## Begin Data to process

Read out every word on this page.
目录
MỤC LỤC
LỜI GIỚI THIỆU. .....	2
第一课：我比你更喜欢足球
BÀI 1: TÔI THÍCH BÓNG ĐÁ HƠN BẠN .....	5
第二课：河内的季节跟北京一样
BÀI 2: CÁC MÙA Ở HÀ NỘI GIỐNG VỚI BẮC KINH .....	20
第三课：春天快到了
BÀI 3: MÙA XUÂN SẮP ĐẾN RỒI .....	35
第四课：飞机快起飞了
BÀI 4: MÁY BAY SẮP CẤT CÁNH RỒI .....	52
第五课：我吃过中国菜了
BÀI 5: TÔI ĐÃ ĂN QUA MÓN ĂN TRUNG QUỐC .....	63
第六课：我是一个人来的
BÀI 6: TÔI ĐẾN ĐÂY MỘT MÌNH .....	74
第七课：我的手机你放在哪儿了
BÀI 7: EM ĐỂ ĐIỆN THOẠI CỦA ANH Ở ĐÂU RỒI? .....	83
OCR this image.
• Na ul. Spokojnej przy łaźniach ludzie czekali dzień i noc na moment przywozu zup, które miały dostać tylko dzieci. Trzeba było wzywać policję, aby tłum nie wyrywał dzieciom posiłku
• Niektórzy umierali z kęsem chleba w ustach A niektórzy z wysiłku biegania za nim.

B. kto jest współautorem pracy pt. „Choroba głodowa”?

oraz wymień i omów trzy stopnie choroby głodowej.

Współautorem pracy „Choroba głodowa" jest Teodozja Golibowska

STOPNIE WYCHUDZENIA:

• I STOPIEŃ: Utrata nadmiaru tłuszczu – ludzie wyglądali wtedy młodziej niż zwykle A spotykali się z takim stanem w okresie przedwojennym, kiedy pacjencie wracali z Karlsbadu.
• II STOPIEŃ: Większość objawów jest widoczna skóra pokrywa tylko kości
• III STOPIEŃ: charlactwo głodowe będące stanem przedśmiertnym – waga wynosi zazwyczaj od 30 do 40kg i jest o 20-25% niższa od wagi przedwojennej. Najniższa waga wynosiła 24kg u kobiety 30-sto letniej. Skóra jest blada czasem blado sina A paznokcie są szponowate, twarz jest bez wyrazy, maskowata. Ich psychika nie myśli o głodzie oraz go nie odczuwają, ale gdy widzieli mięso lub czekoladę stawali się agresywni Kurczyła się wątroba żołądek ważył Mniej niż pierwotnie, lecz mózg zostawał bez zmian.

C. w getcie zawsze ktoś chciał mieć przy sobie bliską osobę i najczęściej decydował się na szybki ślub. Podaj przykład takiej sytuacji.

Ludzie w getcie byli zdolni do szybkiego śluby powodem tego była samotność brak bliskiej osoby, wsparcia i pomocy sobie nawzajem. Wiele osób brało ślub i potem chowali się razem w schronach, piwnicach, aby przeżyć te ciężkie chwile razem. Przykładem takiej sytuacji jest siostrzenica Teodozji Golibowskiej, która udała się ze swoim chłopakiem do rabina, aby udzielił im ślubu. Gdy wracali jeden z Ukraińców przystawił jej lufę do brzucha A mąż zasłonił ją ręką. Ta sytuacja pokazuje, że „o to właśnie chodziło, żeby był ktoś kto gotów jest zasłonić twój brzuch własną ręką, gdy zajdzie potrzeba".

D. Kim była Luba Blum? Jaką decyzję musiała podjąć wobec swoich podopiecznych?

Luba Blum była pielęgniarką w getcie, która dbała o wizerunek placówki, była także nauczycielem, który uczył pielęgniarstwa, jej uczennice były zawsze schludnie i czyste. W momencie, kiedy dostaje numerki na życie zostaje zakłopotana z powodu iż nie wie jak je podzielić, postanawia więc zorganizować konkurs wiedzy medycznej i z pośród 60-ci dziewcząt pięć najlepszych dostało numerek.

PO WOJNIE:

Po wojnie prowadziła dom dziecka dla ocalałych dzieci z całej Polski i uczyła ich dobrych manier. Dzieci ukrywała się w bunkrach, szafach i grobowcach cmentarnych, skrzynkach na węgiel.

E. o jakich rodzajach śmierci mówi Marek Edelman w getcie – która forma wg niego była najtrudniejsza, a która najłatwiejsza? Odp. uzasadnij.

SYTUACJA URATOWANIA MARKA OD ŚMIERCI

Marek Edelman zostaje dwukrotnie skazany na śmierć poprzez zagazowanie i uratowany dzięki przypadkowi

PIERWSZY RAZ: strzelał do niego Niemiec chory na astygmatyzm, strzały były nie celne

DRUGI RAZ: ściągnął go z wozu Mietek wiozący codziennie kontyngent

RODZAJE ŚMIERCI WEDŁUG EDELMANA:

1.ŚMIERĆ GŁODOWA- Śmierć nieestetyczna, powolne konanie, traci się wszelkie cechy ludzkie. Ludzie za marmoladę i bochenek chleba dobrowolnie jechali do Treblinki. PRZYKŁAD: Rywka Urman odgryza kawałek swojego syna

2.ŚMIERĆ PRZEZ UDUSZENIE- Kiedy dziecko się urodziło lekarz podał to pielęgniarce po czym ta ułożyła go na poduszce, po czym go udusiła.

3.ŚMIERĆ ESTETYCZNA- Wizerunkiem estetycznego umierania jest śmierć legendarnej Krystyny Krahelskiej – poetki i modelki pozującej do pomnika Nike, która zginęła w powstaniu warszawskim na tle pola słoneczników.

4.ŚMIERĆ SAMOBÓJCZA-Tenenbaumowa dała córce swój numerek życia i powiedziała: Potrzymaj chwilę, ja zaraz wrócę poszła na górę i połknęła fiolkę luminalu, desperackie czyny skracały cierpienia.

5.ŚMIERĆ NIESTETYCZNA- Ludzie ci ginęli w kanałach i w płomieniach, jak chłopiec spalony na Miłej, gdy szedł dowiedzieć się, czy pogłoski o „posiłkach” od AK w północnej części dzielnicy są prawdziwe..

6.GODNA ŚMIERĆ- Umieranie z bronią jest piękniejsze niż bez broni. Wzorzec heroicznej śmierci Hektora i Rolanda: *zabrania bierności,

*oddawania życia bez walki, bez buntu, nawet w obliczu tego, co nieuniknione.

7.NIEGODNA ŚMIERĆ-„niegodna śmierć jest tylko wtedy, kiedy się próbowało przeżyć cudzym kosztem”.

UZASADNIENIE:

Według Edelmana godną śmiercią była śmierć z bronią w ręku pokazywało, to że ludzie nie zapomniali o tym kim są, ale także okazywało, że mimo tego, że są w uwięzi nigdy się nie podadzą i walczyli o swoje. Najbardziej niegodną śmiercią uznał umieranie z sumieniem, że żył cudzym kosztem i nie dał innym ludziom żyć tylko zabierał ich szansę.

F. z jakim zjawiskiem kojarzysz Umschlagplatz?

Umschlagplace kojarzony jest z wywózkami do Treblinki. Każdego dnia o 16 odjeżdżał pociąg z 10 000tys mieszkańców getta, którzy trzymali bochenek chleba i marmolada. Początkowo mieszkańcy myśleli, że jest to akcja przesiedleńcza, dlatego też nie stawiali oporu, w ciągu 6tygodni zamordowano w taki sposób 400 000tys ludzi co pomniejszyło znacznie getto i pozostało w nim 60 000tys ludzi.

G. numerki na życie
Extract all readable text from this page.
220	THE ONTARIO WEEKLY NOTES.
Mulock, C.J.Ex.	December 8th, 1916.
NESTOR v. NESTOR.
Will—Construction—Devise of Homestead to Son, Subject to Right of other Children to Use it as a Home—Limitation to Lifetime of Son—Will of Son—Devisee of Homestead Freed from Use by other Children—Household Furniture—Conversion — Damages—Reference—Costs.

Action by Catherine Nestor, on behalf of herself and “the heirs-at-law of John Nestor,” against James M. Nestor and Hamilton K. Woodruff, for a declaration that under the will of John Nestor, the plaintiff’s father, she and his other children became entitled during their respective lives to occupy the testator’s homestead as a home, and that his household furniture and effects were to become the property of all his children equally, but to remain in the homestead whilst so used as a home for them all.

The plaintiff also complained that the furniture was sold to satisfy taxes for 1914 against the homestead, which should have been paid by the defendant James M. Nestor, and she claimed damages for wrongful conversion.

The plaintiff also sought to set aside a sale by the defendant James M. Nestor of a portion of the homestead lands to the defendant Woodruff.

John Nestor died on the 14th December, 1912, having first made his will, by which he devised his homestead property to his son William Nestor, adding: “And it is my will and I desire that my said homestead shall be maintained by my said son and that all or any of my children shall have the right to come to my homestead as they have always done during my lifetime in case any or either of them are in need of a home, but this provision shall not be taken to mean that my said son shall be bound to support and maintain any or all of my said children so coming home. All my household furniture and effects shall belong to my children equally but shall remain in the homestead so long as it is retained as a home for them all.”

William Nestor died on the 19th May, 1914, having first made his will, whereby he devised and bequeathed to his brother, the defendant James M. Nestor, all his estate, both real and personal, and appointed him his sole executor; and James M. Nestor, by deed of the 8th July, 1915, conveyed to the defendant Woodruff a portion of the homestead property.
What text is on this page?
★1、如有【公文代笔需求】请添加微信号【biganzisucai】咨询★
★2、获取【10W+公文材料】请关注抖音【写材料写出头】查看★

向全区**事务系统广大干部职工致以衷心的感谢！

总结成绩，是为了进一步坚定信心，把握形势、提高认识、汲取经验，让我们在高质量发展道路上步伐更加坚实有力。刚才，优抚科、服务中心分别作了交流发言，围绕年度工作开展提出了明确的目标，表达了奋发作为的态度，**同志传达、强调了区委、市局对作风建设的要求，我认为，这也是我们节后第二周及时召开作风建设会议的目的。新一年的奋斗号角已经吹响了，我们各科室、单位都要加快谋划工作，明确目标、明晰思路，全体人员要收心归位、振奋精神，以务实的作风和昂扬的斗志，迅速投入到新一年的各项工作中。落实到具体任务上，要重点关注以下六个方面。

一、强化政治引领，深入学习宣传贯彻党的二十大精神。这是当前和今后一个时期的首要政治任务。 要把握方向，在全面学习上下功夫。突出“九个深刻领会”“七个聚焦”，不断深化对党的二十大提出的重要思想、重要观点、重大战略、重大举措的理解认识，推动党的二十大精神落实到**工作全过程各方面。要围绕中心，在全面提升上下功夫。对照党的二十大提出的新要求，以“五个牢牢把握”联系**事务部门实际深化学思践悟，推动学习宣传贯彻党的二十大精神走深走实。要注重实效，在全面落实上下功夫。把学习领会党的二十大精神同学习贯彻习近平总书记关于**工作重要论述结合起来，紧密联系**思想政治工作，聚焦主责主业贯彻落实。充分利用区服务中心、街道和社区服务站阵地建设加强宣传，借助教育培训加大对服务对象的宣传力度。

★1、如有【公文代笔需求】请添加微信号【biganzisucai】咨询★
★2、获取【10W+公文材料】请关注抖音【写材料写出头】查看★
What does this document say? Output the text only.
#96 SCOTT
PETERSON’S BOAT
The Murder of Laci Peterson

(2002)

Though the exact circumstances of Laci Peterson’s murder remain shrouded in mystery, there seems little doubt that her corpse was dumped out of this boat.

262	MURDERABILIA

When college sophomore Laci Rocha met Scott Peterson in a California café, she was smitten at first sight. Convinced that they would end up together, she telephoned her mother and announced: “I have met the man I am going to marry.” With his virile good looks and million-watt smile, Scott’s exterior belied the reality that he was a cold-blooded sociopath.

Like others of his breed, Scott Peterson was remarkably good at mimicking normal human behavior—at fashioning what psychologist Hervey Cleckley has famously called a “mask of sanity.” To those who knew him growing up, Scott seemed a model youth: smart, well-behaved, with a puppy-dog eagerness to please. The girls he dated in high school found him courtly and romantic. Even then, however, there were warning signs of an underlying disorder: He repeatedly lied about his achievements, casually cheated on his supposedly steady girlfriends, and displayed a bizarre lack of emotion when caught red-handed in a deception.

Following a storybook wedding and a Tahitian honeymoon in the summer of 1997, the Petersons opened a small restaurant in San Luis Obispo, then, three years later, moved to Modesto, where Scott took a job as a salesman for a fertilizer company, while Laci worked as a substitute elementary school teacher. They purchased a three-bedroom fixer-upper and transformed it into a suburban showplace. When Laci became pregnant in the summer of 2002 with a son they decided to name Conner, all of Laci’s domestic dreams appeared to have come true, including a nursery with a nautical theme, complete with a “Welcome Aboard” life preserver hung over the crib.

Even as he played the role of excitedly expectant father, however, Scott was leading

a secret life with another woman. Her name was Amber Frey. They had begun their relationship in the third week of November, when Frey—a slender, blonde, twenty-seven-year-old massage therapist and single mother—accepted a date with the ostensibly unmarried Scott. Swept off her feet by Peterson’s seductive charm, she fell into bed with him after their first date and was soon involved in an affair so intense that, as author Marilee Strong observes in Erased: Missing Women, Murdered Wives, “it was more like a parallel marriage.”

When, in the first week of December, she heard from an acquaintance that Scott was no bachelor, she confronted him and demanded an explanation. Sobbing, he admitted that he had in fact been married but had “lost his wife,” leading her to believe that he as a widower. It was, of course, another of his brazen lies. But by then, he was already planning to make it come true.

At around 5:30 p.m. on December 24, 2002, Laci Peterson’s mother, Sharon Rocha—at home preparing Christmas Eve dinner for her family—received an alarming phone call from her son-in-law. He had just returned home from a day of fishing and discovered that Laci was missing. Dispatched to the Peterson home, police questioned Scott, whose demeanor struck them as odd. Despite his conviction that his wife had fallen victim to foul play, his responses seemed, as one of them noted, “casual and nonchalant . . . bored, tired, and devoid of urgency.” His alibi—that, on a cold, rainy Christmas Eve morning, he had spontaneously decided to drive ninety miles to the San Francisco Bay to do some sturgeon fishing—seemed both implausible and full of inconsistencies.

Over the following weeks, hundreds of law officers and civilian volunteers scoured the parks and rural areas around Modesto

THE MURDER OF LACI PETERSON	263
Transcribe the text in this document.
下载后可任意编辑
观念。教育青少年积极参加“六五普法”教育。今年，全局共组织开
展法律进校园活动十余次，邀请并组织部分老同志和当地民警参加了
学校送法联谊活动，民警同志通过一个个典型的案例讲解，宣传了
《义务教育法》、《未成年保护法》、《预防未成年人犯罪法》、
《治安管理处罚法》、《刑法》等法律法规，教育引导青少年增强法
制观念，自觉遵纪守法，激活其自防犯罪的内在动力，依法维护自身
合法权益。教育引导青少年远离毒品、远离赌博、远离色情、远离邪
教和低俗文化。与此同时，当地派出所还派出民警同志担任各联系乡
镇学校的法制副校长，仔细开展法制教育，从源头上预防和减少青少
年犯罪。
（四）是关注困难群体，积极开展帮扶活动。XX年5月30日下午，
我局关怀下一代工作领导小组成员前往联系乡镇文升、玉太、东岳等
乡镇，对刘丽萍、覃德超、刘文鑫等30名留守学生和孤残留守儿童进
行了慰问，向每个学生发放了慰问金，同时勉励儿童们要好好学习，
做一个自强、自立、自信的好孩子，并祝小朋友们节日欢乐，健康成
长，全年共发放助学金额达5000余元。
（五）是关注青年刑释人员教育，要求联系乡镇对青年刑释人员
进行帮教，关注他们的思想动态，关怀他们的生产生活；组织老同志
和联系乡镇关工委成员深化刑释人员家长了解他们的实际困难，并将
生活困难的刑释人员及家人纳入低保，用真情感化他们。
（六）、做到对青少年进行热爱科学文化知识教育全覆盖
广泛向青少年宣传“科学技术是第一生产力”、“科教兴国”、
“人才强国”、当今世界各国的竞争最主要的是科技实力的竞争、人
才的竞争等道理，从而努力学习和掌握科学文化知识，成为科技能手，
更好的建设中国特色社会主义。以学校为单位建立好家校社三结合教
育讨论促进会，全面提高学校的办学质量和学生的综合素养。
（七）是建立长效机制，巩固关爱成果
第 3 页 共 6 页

## End Data to process

State how many lines of the records above contain the word "bronią", giving only that number.

2